Goal: Present every line of the records below as a Markdown table with two columns, Number and Record line, numbering the rows and omitting any blank lines.

(Records from a dataset)
start

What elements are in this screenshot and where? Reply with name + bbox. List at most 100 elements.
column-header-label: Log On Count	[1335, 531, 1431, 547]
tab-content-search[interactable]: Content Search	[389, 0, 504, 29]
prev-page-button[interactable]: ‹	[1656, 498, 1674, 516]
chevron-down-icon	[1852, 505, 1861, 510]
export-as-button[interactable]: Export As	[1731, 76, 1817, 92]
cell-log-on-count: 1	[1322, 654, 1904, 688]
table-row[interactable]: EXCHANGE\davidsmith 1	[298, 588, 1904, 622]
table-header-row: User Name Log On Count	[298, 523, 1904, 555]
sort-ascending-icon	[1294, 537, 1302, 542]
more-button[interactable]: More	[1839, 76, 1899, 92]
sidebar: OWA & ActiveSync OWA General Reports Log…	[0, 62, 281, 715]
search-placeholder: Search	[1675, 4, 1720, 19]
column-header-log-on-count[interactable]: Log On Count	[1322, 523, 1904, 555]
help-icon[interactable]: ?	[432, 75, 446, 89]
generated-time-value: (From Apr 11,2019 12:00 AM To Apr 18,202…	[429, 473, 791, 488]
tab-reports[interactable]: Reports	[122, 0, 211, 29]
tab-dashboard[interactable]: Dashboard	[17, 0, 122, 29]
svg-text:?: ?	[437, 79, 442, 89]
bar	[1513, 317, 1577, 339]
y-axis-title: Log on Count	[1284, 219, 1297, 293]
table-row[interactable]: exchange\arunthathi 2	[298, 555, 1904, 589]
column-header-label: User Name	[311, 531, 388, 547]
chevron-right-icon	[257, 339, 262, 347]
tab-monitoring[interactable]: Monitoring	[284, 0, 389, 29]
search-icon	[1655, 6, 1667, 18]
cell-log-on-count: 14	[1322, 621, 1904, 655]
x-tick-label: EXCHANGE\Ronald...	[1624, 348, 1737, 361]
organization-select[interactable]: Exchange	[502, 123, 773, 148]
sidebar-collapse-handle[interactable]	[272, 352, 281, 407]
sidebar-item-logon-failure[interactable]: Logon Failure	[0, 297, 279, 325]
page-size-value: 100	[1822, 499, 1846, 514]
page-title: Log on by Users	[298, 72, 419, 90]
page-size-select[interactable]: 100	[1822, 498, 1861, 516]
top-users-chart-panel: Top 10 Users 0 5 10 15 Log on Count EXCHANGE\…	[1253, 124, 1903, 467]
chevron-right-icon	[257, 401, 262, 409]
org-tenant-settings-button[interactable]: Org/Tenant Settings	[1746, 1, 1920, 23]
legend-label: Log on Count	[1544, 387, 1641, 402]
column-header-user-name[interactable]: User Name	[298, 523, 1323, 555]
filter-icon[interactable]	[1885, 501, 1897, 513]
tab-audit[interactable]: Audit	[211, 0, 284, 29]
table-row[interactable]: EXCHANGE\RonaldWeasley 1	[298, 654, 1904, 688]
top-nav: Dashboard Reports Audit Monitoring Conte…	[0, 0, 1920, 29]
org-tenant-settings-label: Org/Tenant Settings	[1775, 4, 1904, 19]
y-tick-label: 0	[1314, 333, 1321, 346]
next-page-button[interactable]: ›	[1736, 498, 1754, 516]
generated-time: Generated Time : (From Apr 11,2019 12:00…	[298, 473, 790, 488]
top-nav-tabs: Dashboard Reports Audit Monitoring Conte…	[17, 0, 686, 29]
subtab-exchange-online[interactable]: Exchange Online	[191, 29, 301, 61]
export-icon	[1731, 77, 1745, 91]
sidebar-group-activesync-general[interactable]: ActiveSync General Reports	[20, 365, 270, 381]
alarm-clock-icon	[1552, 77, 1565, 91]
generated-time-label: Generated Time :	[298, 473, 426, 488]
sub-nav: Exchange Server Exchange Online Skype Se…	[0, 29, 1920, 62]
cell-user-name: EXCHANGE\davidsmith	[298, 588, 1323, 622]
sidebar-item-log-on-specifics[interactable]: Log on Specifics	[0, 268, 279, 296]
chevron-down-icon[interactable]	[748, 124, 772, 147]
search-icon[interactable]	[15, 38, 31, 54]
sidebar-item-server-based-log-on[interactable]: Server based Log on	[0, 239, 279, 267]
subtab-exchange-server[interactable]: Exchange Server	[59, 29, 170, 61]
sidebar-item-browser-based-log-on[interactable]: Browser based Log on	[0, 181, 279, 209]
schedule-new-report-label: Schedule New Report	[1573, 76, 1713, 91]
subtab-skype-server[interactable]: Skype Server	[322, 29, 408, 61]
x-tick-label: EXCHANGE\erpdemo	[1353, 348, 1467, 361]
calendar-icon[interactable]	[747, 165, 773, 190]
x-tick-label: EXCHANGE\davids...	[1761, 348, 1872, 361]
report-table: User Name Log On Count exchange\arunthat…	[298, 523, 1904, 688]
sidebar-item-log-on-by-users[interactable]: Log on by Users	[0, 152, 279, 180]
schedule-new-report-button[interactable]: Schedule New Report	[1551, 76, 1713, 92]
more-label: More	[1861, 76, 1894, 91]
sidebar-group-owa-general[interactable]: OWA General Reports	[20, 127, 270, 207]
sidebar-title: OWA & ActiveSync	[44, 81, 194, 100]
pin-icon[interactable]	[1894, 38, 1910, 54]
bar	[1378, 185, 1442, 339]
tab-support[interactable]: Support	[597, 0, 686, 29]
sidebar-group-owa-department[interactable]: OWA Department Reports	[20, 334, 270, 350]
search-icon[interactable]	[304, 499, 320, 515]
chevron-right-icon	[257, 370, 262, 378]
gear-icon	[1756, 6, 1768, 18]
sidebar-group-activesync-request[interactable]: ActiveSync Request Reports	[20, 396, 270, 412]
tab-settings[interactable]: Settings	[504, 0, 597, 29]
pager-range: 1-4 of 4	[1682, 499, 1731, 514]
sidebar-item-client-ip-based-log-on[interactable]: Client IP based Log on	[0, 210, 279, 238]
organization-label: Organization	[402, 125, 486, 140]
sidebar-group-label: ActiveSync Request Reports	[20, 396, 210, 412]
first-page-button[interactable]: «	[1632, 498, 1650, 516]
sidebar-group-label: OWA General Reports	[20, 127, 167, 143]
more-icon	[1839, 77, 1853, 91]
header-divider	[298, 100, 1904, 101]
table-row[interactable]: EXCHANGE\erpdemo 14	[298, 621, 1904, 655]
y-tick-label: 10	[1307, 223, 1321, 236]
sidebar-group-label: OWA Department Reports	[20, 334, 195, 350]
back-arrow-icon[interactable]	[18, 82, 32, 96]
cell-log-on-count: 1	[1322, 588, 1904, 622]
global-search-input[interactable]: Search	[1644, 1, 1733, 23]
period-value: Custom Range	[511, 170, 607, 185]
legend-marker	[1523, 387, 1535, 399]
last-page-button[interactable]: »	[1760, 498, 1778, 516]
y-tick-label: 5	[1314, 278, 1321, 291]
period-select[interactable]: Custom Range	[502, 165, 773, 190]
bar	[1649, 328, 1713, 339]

end

Exercise result:
| Number | Record line |
|---|---|
| 1 | What elements are in this screenshot and where? Reply with name + bbox. List at most 100 elements. |
| 2 | column-header-label: Log On Count	[1335, 531, 1431, 547] |
| 3 | tab-content-search[interactable]: Content Search	[389, 0, 504, 29] |
| 4 | prev-page-button[interactable]: ‹	[1656, 498, 1674, 516] |
| 5 | chevron-down-icon	[1852, 505, 1861, 510] |
| 6 | export-as-button[interactable]: Export As	[1731, 76, 1817, 92] |
| 7 | cell-log-on-count: 1	[1322, 654, 1904, 688] |
| 8 | table-row[interactable]: EXCHANGE\davidsmith 1	[298, 588, 1904, 622] |
| 9 | table-header-row: User Name Log On Count	[298, 523, 1904, 555] |
| 10 | sort-ascending-icon	[1294, 537, 1302, 542] |
| 11 | more-button[interactable]: More	[1839, 76, 1899, 92] |
| 12 | sidebar: OWA & ActiveSync OWA General Reports Log…	[0, 62, 281, 715] |
| 13 | search-placeholder: Search	[1675, 4, 1720, 19] |
| 14 | column-header-log-on-count[interactable]: Log On Count	[1322, 523, 1904, 555] |
| 15 | help-icon[interactable]: ?	[432, 75, 446, 89] |
| 16 | generated-time-value: (From Apr 11,2019 12:00 AM To Apr 18,202…	[429, 473, 791, 488] |
| 17 | tab-reports[interactable]: Reports	[122, 0, 211, 29] |
| 18 | tab-dashboard[interactable]: Dashboard	[17, 0, 122, 29] |
| 19 | svg-text:?: ?	[437, 79, 442, 89] |
| 20 | bar	[1513, 317, 1577, 339] |
| 21 | y-axis-title: Log on Count	[1284, 219, 1297, 293] |
| 22 | table-row[interactable]: exchange\arunthathi 2	[298, 555, 1904, 589] |
| 23 | column-header-label: User Name	[311, 531, 388, 547] |
| 24 | chevron-right-icon	[257, 339, 262, 347] |
| 25 | tab-monitoring[interactable]: Monitoring	[284, 0, 389, 29] |
| 26 | search-icon	[1655, 6, 1667, 18] |
| 27 | cell-log-on-count: 14	[1322, 621, 1904, 655] |
| 28 | x-tick-label: EXCHANGE\Ronald...	[1624, 348, 1737, 361] |
| 29 | organization-select[interactable]: Exchange	[502, 123, 773, 148] |
| 30 | sidebar-collapse-handle[interactable]	[272, 352, 281, 407] |
| 31 | sidebar-item-logon-failure[interactable]: Logon Failure	[0, 297, 279, 325] |
| 32 | page-size-value: 100	[1822, 499, 1846, 514] |
| 33 | page-title: Log on by Users	[298, 72, 419, 90] |
| 34 | page-size-select[interactable]: 100	[1822, 498, 1861, 516] |
| 35 | top-users-chart-panel: Top 10 Users 0 5 10 15 Log on Count EXCHANGE\…	[1253, 124, 1903, 467] |
| 36 | chevron-right-icon	[257, 401, 262, 409] |
| 37 | org-tenant-settings-button[interactable]: Org/Tenant Settings	[1746, 1, 1920, 23] |
| 38 | legend-label: Log on Count	[1544, 387, 1641, 402] |
| 39 | column-header-user-name[interactable]: User Name	[298, 523, 1323, 555] |
| 40 | filter-icon[interactable]	[1885, 501, 1897, 513] |
| 41 | tab-audit[interactable]: Audit	[211, 0, 284, 29] |
| 42 | table-row[interactable]: EXCHANGE\RonaldWeasley 1	[298, 654, 1904, 688] |
| 43 | top-nav: Dashboard Reports Audit Monitoring Conte…	[0, 0, 1920, 29] |
| 44 | org-tenant-settings-label: Org/Tenant Settings	[1775, 4, 1904, 19] |
| 45 | y-tick-label: 0	[1314, 333, 1321, 346] |
| 46 | next-page-button[interactable]: ›	[1736, 498, 1754, 516] |
| 47 | generated-time: Generated Time : (From Apr 11,2019 12:00…	[298, 473, 790, 488] |
| 48 | top-nav-tabs: Dashboard Reports Audit Monitoring Conte…	[17, 0, 686, 29] |
| 49 | subtab-exchange-online[interactable]: Exchange Online	[191, 29, 301, 61] |
| 50 | export-icon	[1731, 77, 1745, 91] |
| 51 | sidebar-group-activesync-general[interactable]: ActiveSync General Reports	[20, 365, 270, 381] |
| 52 | alarm-clock-icon	[1552, 77, 1565, 91] |
| 53 | generated-time-label: Generated Time :	[298, 473, 426, 488] |
| 54 | sub-nav: Exchange Server Exchange Online Skype Se…	[0, 29, 1920, 62] |
| 55 | cell-user-name: EXCHANGE\davidsmith	[298, 588, 1323, 622] |
| 56 | sidebar-item-log-on-specifics[interactable]: Log on Specifics	[0, 268, 279, 296] |
| 57 | chevron-down-icon[interactable]	[748, 124, 772, 147] |
| 58 | search-icon[interactable]	[15, 38, 31, 54] |
| 59 | sidebar-item-server-based-log-on[interactable]: Server based Log on	[0, 239, 279, 267] |
| 60 | subtab-exchange-server[interactable]: Exchange Server	[59, 29, 170, 61] |
| 61 | sidebar-item-browser-based-log-on[interactable]: Browser based Log on	[0, 181, 279, 209] |
| 62 | schedule-new-report-label: Schedule New Report	[1573, 76, 1713, 91] |
| 63 | subtab-skype-server[interactable]: Skype Server	[322, 29, 408, 61] |
| 64 | x-tick-label: EXCHANGE\erpdemo	[1353, 348, 1467, 361] |
| 65 | calendar-icon[interactable]	[747, 165, 773, 190] |
| 66 | x-tick-label: EXCHANGE\davids...	[1761, 348, 1872, 361] |
| 67 | report-table: User Name Log On Count exchange\arunthat…	[298, 523, 1904, 688] |
| 68 | sidebar-item-log-on-by-users[interactable]: Log on by Users	[0, 152, 279, 180] |
| 69 | schedule-new-report-button[interactable]: Schedule New Report	[1551, 76, 1713, 92] |
| 70 | more-label: More	[1861, 76, 1894, 91] |
| 71 | sidebar-group-owa-general[interactable]: OWA General Reports	[20, 127, 270, 207] |
| 72 | sidebar-title: OWA & ActiveSync	[44, 81, 194, 100] |
| 73 | pin-icon[interactable]	[1894, 38, 1910, 54] |
| 74 | bar	[1378, 185, 1442, 339] |
| 75 | tab-support[interactable]: Support	[597, 0, 686, 29] |
| 76 | sidebar-group-owa-department[interactable]: OWA Department Reports	[20, 334, 270, 350] |
| 77 | search-icon[interactable]	[304, 499, 320, 515] |
| 78 | chevron-right-icon	[257, 370, 262, 378] |
| 79 | gear-icon	[1756, 6, 1768, 18] |
| 80 | sidebar-group-activesync-request[interactable]: ActiveSync Request Reports	[20, 396, 270, 412] |
| 81 | tab-settings[interactable]: Settings	[504, 0, 597, 29] |
| 82 | pager-range: 1-4 of 4	[1682, 499, 1731, 514] |
| 83 | sidebar-item-client-ip-based-log-on[interactable]: Client IP based Log on	[0, 210, 279, 238] |
| 84 | organization-label: Organization	[402, 125, 486, 140] |
| 85 | sidebar-group-label: ActiveSync Request Reports	[20, 396, 210, 412] |
| 86 | first-page-button[interactable]: «	[1632, 498, 1650, 516] |
| 87 | sidebar-group-label: OWA General Reports	[20, 127, 167, 143] |
| 88 | more-icon	[1839, 77, 1853, 91] |
| 89 | header-divider	[298, 100, 1904, 101] |
| 90 | table-row[interactable]: EXCHANGE\erpdemo 14	[298, 621, 1904, 655] |
| 91 | y-tick-label: 10	[1307, 223, 1321, 236] |
| 92 | sidebar-group-label: OWA Department Reports	[20, 334, 195, 350] |
| 93 | back-arrow-icon[interactable]	[18, 82, 32, 96] |
| 94 | cell-log-on-count: 1	[1322, 588, 1904, 622] |
| 95 | global-search-input[interactable]: Search	[1644, 1, 1733, 23] |
| 96 | period-value: Custom Range	[511, 170, 607, 185] |
| 97 | legend-marker	[1523, 387, 1535, 399] |
| 98 | last-page-button[interactable]: »	[1760, 498, 1778, 516] |
| 99 | y-tick-label: 5	[1314, 278, 1321, 291] |
| 100 | period-select[interactable]: Custom Range	[502, 165, 773, 190] |
| 101 | bar	[1649, 328, 1713, 339] |